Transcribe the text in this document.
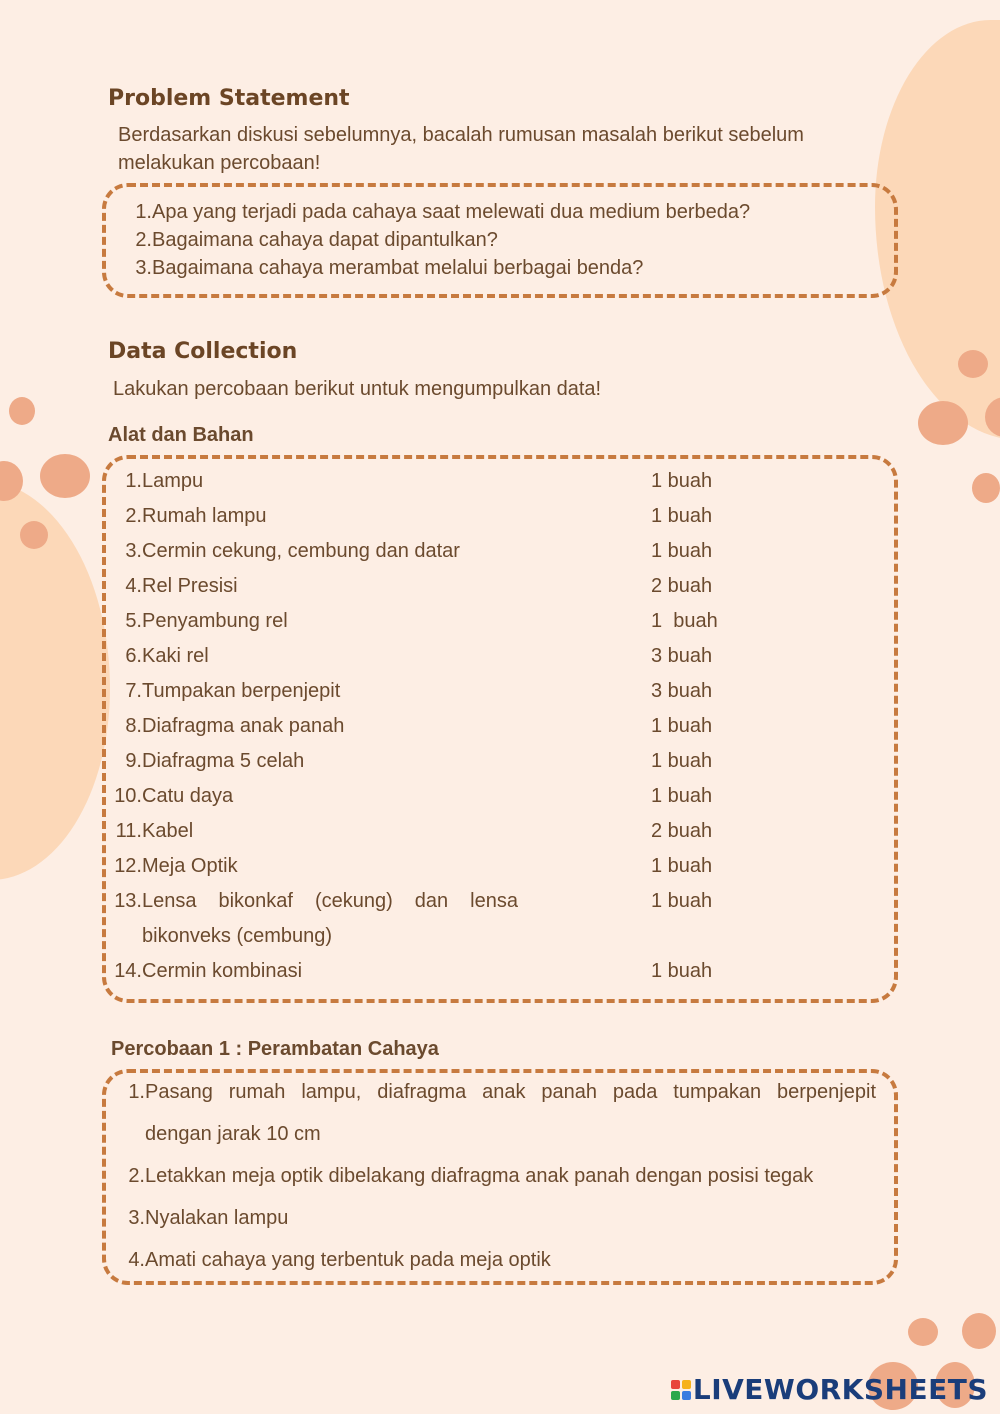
Problem Statement

Berdasarkan diskusi sebelumnya, bacalah rumusan masalah berikut sebelum

melakukan percobaan!

1. Apa yang terjadi pada cahaya saat melewati dua medium berbeda?
2. Bagaimana cahaya dapat dipantulkan?
3. Bagaimana cahaya merambat melalui berbagai benda?
Data Collection

Lakukan percobaan berikut untuk mengumpulkan data!

Alat dan Bahan
1.Lampu	1 buah
2.Rumah lampu	1 buah
3.Cermin cekung, cembung dan datar	1 buah
4.Rel Presisi	2 buah
5.Penyambung rel	1  buah
6.Kaki rel	3 buah
7.Tumpakan berpenjepit	3 buah
8.Diafragma anak panah	1 buah
9.Diafragma 5 celah	1 buah
10.Catu daya	1 buah
11.Kabel	2 buah
12.Meja Optik	1 buah
13.Lensa bikonkaf (cekung) dan lensa	1 buah
bikonveks (cembung)
14.Cermin kombinasi	1 buah
Percobaan 1 : Perambatan Cahaya
1. Pasang rumah lampu, diafragma anak panah pada tumpakan berpenjepit
dengan jarak 10 cm
2. Letakkan meja optik dibelakang diafragma anak panah dengan posisi tegak
3. Nyalakan lampu
4. Amati cahaya yang terbentuk pada meja optik
LIVEWORKSHEETS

- - -

## TASK DETAILS
Report how many lines in the listing include the word "cembung". Give nothing but the count.

## REPLY
2